— START Text shown —

# Potted vs unpotted



## cdarminio (Mar 29, 2015)

I just bought an Anubias sp for my tang tank and it came in a pot with some spongy material. The plant is on the large side so I'd assume it has a developed root system. Should I leave it potted or can I remove the plant carefully from the pot? The base will be behind a large rock so I won't see the pot of its left with the plant. Any incite will be appreciated!


----------



## zimmy (Aug 13, 2010)

Every Anubias I've bought has come that way. I always remove them from the pot and carefully remove the spongy material so I don't damage any roots. I usually attach the plant to a piece of driftwood with black thread. You want to make sure the roots are not buried in substrate.


----------



## cdarminio (Mar 29, 2015)

Ok thx I carefully removed the spongy material, but I already had an anubias tied to my driftwood, so I put the plant back into the pot and filled the pot with medium grade gravel, careful not to bury the rhizome. Will this be ok or should the roots be completely exposed? (There are slits between the pot and crevices in the gravel so I assume water can flow between the roots)


----------



## sparky4056 (Sep 1, 2014)

the roots will be fine, I used to keep my anubias planted in the substrate of my planted tanks (roots completely buried) and they did just fine.


----------



## cdarminio (Mar 29, 2015)

— END Text shown —

■ Task to complete: Copy word for word the passage of the potted versus unpotted Anubias thread that opens with the words containing "Every Anubias I've" and closes with "between the roots)". The records that come next are not required for this exercise.

— START Records —

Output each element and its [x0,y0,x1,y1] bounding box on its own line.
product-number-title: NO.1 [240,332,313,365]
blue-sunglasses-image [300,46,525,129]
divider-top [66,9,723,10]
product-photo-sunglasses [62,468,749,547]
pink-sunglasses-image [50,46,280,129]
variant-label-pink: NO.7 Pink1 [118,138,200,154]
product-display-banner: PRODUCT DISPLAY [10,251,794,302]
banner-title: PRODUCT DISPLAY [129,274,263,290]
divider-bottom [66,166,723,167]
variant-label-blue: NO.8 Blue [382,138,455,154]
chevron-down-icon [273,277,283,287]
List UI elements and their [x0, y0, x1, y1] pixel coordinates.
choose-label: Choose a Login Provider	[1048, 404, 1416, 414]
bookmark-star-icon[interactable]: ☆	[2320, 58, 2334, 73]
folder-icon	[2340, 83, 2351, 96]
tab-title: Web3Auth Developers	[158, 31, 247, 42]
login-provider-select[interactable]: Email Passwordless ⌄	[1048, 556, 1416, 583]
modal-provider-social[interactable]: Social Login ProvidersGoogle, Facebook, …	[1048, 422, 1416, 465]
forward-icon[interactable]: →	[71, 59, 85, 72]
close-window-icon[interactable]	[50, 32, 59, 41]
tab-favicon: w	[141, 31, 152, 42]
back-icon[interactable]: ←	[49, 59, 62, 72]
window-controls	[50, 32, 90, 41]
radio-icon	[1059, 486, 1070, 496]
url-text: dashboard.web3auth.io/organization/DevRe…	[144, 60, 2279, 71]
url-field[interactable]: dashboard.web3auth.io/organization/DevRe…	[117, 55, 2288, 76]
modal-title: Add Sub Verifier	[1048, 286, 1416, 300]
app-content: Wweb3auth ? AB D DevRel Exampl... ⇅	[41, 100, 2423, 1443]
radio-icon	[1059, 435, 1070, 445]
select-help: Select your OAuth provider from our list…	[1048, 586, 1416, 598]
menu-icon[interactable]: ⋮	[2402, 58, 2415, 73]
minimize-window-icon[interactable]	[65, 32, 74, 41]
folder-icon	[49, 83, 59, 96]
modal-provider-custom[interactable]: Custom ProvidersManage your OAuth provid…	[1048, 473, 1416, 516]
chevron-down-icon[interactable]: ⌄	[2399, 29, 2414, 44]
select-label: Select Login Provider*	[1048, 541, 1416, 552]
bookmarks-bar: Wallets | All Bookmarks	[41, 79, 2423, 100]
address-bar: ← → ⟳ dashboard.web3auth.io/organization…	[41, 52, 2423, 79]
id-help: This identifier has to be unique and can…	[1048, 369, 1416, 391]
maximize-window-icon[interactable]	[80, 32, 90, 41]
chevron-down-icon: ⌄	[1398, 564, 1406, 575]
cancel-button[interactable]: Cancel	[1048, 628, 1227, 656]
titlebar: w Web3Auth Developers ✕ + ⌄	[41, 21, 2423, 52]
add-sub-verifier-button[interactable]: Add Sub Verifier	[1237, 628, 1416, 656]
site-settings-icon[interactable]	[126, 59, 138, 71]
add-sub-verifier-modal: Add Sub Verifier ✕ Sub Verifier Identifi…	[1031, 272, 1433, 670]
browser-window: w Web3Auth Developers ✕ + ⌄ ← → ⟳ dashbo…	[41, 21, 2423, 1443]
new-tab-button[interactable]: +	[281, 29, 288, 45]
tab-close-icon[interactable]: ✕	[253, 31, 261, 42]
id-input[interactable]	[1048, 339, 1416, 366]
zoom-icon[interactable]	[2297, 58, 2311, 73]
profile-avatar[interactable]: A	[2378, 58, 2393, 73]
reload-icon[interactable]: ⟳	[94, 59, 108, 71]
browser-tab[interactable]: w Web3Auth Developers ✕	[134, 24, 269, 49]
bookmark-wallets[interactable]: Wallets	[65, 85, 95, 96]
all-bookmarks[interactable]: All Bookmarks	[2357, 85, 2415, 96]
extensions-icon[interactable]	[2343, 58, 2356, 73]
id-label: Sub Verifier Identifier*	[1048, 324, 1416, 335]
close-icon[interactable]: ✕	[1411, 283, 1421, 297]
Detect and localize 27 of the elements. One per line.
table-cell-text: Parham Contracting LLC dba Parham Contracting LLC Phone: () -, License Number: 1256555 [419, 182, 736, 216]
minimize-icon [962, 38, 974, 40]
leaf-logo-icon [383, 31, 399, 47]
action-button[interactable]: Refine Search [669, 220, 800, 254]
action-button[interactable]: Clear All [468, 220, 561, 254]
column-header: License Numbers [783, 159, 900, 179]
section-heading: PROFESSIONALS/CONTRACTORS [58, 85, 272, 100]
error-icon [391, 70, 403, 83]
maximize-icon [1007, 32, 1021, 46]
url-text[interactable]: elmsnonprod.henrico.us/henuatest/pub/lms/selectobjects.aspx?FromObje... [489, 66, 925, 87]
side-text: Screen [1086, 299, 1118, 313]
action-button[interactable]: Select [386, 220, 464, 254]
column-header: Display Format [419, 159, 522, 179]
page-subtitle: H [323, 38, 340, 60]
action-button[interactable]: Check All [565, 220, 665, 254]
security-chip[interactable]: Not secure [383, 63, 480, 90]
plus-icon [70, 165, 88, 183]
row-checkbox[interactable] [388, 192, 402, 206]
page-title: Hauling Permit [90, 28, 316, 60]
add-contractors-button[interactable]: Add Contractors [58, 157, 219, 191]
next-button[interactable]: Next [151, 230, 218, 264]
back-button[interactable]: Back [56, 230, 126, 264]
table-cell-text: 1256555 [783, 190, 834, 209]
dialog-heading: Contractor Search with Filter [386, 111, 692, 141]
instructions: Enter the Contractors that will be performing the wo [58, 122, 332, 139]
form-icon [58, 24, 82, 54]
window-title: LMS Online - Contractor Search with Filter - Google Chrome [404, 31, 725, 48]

— END Records —

■ Written response:
Every Anubias I've bought has come that way. I always remove them from the pot and carefully remove the spongy material so I don't damage any roots. I usually attach the plant to a piece of driftwood with black thread. You want to make sure the roots are not buried in substrate.


----------



## cdarminio (Mar 29, 2015)

Ok thx I carefully removed the spongy material, but I already had an anubias tied to my driftwood, so I put the plant back into the pot and filled the pot with medium grade gravel, careful not to bury the rhizome. Will this be ok or should the roots be completely exposed? (There are slits between the pot and crevices in the gravel so I assume water can flow between the roots)